--- WRITTEN TASK ---
Find every line in the records that holds the string "Media". Copy each one.

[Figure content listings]
# # #
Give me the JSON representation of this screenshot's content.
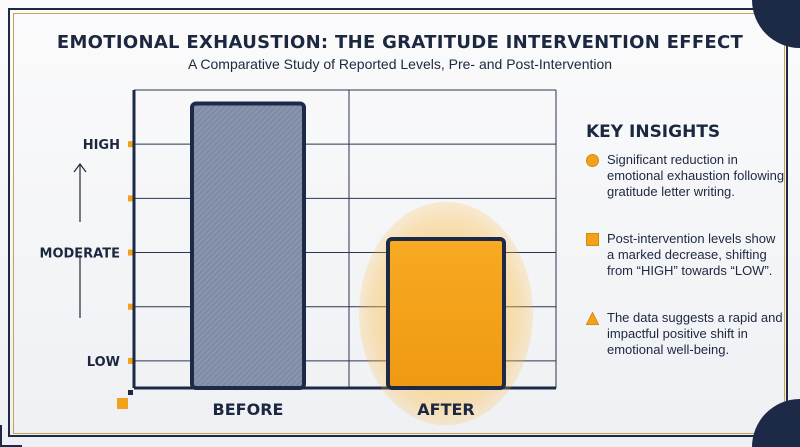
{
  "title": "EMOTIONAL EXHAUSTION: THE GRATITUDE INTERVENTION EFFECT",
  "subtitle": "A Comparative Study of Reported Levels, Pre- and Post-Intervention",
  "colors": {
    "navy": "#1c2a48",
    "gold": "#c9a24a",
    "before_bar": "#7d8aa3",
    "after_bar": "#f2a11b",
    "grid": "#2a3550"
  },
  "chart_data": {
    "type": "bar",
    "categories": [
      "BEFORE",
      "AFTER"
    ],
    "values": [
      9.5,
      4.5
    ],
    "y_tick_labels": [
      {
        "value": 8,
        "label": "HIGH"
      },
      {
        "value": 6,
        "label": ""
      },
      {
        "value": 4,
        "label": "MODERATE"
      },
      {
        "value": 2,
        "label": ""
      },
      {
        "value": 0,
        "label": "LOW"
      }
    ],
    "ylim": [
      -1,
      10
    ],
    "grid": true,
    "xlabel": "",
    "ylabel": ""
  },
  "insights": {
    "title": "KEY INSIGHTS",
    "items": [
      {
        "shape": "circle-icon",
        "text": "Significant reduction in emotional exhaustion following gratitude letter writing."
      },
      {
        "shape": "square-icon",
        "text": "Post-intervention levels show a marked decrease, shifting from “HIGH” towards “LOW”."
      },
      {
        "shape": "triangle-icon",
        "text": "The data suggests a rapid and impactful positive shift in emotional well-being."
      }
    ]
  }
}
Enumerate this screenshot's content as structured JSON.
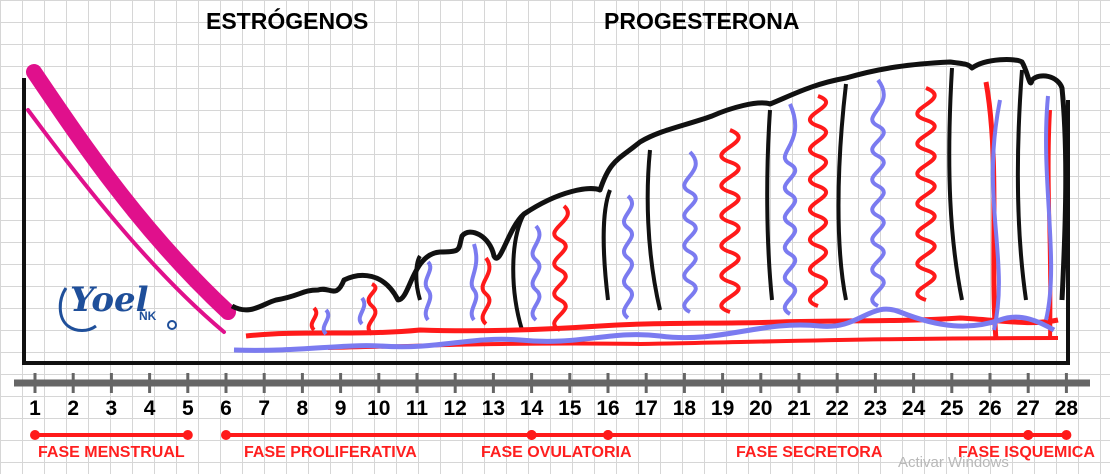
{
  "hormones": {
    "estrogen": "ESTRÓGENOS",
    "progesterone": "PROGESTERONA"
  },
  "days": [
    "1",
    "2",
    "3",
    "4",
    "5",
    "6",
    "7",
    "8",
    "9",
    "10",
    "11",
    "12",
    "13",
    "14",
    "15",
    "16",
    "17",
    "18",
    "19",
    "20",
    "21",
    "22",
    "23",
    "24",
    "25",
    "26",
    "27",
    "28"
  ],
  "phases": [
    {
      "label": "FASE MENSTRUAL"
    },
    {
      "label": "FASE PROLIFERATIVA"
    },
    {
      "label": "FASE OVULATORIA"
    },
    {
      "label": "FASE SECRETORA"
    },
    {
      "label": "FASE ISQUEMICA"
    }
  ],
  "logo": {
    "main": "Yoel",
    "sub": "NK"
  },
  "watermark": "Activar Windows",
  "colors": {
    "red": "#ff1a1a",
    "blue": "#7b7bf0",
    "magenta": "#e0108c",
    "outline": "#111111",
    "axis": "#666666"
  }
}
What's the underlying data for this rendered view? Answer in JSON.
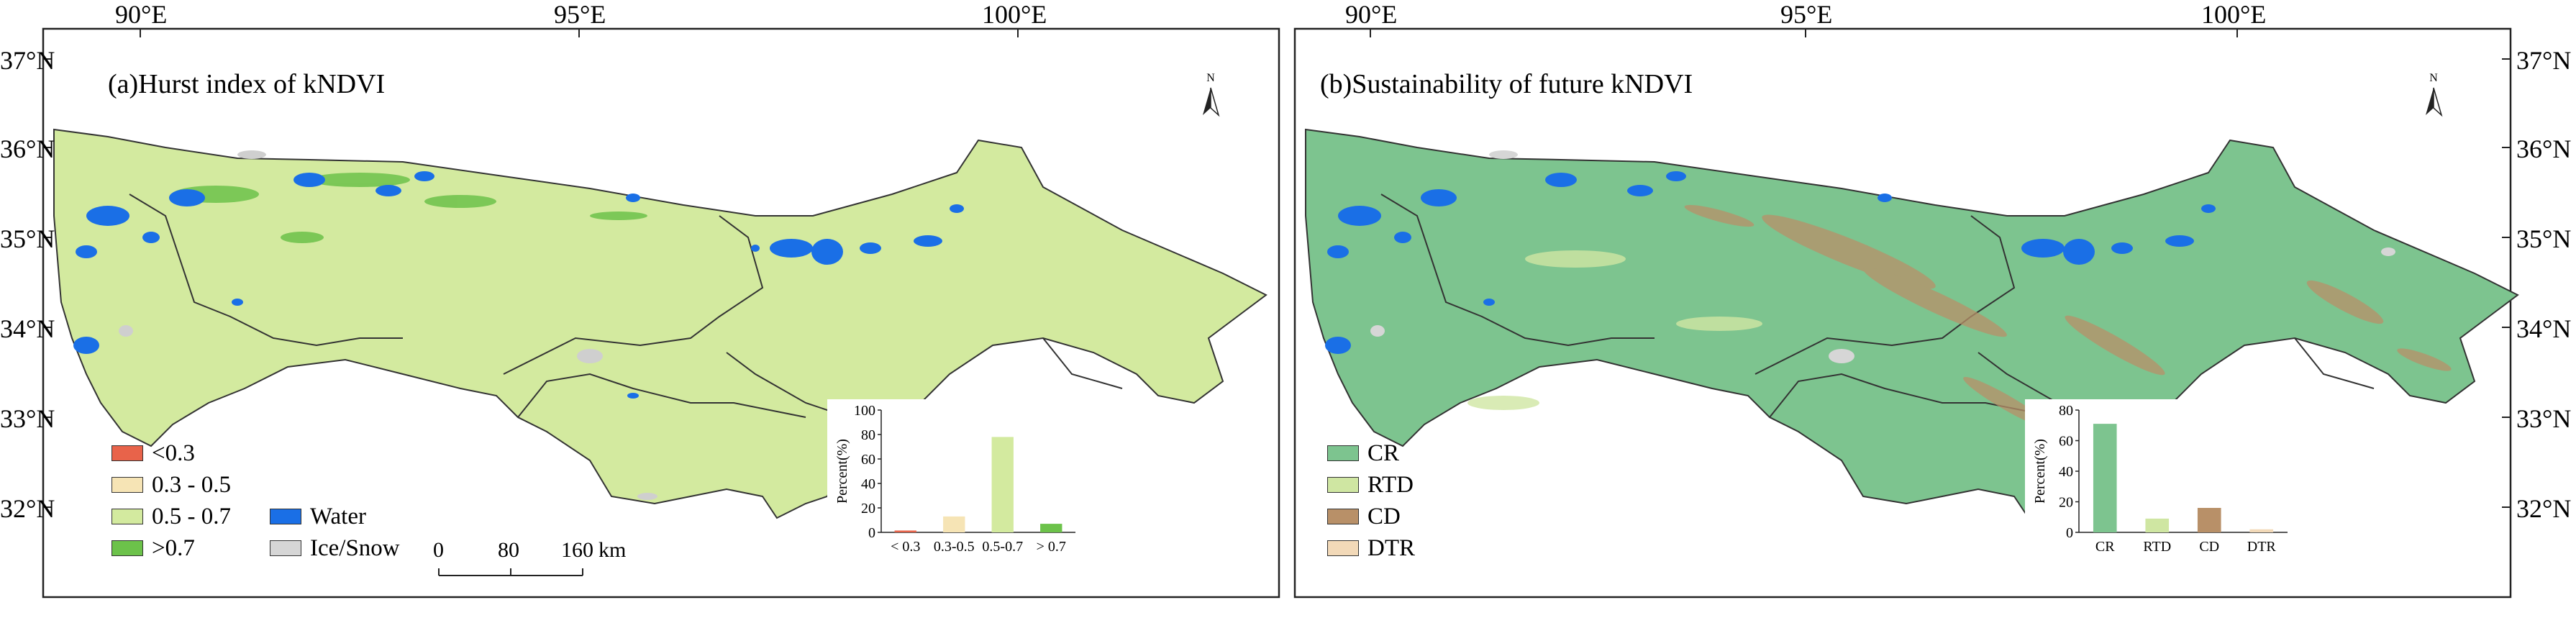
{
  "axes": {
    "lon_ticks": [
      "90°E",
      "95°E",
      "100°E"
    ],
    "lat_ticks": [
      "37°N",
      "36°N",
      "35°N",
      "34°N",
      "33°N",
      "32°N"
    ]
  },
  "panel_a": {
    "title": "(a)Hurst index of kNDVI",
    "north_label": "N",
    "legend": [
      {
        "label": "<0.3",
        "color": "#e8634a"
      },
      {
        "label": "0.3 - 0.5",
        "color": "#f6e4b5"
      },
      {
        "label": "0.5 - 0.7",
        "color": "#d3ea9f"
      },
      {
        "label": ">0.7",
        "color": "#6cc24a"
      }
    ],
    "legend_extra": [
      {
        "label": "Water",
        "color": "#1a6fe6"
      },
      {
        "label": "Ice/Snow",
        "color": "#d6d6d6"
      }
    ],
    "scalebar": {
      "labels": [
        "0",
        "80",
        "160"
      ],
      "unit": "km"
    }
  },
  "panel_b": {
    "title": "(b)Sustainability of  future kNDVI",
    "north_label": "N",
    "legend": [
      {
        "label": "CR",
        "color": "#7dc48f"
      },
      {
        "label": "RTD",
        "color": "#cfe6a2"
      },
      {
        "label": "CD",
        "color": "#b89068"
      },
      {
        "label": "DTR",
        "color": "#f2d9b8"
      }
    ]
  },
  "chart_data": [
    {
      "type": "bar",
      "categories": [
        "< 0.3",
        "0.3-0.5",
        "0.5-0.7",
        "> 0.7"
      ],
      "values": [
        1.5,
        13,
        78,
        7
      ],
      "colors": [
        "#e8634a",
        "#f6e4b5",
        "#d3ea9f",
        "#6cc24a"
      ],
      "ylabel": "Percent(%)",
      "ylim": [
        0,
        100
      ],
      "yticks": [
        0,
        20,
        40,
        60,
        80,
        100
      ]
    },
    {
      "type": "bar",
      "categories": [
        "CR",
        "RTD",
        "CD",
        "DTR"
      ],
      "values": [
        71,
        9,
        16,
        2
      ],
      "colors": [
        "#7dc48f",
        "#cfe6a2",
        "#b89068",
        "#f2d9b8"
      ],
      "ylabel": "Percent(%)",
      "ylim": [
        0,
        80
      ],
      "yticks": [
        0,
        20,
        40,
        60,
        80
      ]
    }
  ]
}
# # #
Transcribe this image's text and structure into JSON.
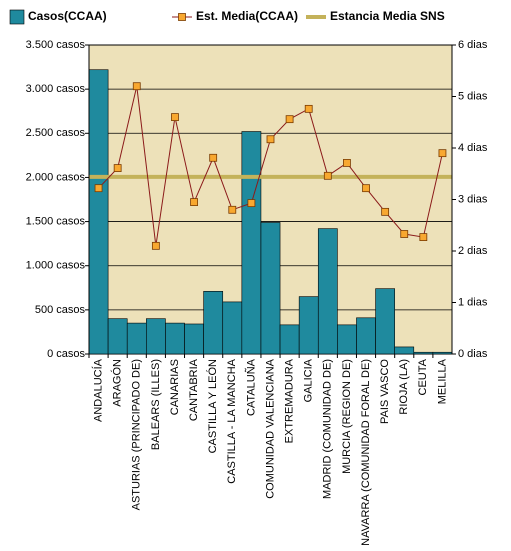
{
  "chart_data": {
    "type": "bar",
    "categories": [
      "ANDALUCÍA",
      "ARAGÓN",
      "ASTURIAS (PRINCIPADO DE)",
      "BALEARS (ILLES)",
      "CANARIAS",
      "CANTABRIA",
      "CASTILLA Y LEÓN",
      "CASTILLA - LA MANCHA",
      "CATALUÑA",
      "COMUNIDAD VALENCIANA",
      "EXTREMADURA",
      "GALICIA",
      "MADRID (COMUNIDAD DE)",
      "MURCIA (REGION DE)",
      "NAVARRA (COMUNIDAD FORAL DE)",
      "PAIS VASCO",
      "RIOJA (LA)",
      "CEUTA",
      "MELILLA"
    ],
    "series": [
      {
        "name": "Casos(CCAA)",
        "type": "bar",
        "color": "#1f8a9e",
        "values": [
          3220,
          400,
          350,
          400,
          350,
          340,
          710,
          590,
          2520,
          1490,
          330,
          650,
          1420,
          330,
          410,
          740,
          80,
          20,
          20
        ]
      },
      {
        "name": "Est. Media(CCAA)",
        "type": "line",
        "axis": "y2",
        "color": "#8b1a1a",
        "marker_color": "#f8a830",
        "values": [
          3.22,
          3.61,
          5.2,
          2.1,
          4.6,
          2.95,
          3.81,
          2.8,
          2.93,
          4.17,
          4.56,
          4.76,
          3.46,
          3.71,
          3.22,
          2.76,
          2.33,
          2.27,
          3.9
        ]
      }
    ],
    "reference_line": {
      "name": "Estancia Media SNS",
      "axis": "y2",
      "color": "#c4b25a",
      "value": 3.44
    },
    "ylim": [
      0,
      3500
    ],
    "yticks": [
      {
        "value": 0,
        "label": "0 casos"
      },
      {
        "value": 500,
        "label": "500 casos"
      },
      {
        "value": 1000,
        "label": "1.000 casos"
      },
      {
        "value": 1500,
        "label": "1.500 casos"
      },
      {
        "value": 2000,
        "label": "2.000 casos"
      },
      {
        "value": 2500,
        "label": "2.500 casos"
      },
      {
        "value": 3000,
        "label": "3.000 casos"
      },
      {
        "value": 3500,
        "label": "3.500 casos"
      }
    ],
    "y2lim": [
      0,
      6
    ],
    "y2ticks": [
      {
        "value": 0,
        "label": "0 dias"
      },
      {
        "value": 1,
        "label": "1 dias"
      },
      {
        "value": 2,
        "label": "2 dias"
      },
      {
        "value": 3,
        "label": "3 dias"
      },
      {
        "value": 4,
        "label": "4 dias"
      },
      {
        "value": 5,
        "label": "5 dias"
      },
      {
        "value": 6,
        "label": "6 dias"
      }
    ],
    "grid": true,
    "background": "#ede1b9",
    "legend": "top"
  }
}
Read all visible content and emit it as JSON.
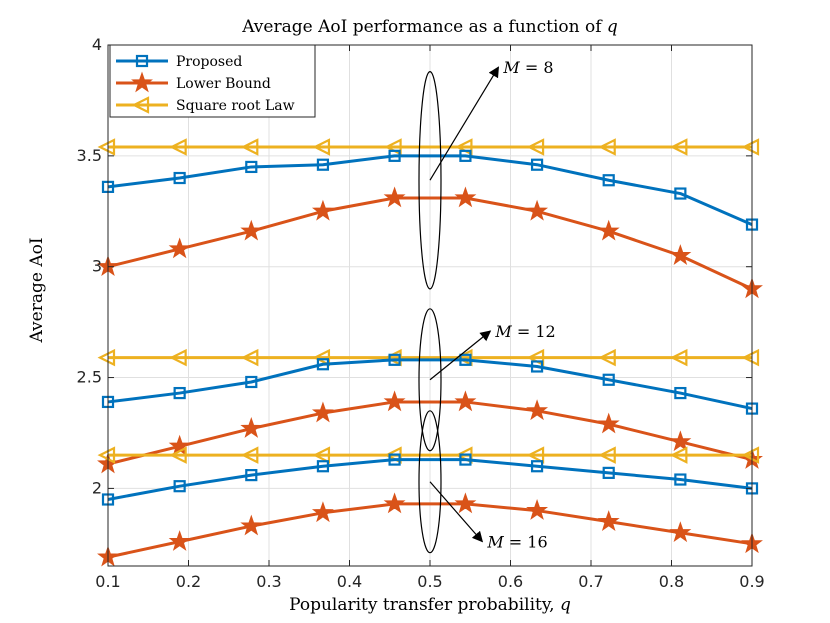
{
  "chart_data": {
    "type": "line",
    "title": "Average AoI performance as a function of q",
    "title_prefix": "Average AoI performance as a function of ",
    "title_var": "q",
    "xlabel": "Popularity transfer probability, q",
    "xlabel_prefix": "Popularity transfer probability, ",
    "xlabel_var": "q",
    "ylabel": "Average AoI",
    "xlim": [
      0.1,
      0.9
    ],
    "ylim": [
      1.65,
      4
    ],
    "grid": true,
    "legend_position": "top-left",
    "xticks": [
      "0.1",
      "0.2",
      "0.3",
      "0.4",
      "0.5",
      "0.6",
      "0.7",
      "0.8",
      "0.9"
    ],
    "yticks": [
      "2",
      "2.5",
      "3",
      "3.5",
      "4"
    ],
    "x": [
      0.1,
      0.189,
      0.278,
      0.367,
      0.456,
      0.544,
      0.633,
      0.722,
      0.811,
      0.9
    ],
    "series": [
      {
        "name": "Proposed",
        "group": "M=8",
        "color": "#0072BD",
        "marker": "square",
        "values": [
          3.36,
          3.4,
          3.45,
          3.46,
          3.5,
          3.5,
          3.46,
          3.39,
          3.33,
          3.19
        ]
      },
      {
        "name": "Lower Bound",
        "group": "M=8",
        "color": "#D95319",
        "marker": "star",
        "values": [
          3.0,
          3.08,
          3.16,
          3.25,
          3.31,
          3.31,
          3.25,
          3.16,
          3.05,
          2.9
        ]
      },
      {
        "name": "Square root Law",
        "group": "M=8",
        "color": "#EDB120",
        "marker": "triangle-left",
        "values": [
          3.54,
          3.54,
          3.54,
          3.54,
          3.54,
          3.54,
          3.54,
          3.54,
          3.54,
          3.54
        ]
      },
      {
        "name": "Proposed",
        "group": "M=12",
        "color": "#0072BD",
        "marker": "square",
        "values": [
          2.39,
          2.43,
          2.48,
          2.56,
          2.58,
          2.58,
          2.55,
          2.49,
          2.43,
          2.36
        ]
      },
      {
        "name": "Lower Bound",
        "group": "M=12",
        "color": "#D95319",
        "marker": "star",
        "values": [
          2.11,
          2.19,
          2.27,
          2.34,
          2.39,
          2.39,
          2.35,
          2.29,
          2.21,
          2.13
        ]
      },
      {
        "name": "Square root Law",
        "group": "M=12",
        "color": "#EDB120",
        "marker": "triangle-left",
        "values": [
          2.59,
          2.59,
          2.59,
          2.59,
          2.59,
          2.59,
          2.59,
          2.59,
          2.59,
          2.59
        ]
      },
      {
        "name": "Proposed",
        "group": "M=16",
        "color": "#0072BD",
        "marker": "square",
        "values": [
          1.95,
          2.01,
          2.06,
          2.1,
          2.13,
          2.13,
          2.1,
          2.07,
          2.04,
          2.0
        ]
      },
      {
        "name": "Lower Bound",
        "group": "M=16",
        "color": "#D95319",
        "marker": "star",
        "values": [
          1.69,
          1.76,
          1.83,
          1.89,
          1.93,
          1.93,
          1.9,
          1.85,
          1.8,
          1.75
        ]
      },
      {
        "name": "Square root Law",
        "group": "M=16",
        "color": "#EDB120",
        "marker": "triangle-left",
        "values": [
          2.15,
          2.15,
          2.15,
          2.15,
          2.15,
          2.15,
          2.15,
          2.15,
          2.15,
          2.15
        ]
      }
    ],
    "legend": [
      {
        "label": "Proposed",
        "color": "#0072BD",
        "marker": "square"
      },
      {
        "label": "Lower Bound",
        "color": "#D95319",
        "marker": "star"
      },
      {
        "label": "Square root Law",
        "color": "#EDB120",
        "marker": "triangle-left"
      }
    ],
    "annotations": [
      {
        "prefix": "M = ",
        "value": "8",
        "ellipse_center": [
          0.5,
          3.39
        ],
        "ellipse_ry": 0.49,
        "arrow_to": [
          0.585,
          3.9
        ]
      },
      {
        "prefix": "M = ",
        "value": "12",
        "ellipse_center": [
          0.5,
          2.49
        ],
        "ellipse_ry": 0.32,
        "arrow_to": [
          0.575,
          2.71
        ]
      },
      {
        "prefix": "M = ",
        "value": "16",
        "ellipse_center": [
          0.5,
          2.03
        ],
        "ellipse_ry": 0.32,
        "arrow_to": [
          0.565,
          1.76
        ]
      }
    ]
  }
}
# # #
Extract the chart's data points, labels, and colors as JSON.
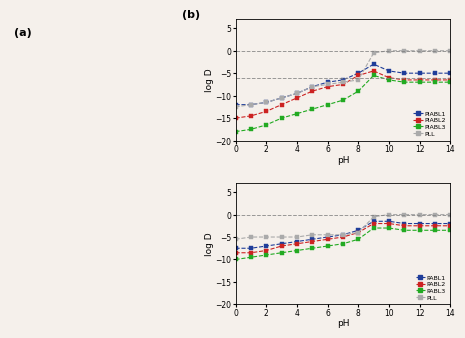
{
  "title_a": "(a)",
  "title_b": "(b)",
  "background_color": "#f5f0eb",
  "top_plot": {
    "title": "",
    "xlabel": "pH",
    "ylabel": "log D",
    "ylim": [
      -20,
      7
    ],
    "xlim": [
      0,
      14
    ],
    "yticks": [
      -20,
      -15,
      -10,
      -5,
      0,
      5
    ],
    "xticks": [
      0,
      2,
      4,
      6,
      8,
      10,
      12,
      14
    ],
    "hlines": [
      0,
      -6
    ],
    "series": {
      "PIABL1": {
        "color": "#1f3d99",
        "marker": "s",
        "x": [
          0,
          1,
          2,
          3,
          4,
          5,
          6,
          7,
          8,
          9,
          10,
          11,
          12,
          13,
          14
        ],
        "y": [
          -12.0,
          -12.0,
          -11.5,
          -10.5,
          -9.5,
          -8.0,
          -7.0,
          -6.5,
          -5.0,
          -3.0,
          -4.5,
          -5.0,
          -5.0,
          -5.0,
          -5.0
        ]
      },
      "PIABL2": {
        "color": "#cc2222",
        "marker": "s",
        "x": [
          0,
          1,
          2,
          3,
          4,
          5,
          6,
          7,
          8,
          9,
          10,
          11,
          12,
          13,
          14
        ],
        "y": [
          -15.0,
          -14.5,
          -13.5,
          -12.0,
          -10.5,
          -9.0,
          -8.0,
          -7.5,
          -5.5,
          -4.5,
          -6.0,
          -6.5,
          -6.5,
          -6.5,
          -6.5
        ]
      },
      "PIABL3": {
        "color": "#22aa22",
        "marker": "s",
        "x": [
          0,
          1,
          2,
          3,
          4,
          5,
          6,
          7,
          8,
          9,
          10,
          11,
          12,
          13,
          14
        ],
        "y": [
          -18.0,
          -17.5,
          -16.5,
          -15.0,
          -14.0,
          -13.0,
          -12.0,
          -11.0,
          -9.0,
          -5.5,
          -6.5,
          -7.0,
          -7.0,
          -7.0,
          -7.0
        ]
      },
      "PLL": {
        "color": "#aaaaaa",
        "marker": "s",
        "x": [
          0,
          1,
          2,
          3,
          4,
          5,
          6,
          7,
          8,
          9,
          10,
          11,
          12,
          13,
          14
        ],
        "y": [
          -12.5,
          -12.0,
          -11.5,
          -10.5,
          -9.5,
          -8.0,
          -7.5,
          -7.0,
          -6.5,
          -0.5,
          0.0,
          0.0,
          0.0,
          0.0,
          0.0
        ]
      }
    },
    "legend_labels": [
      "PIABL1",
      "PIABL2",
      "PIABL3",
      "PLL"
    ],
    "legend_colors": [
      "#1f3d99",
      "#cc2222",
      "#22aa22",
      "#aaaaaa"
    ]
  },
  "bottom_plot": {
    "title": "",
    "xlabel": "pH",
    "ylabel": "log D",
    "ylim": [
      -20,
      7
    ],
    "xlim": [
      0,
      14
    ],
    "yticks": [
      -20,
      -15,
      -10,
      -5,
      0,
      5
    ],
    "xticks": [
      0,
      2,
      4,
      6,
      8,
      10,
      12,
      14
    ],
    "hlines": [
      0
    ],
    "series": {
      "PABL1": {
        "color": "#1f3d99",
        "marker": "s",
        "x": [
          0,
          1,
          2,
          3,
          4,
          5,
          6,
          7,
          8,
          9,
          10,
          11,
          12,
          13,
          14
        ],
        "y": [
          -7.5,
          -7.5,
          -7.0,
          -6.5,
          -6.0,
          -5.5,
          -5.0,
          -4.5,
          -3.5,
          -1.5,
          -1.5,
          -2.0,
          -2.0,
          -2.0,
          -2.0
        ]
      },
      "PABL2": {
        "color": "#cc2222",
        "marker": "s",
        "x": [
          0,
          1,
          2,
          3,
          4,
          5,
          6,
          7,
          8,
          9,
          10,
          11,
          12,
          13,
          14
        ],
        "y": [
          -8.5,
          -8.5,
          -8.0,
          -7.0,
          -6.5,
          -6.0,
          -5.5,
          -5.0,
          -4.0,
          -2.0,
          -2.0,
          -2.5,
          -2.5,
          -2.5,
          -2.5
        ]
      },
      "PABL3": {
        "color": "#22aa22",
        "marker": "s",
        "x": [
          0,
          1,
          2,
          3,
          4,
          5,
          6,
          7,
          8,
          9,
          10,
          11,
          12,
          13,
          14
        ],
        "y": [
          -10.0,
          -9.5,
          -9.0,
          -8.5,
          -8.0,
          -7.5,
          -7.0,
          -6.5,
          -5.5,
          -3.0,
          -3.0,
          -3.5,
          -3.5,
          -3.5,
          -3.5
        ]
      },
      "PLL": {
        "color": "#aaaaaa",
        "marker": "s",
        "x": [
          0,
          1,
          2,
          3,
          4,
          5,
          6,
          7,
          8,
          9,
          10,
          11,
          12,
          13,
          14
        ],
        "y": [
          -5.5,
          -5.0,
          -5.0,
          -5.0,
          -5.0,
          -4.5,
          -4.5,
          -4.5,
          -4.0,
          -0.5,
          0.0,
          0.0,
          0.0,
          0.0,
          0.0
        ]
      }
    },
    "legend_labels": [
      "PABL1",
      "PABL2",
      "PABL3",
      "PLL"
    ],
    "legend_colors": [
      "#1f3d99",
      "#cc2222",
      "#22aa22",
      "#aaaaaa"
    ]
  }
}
# # #
--- EXERCISE RESULT ---
        "name": "Est. Media(CCAA)",
      "name": "Estancia Media SNS",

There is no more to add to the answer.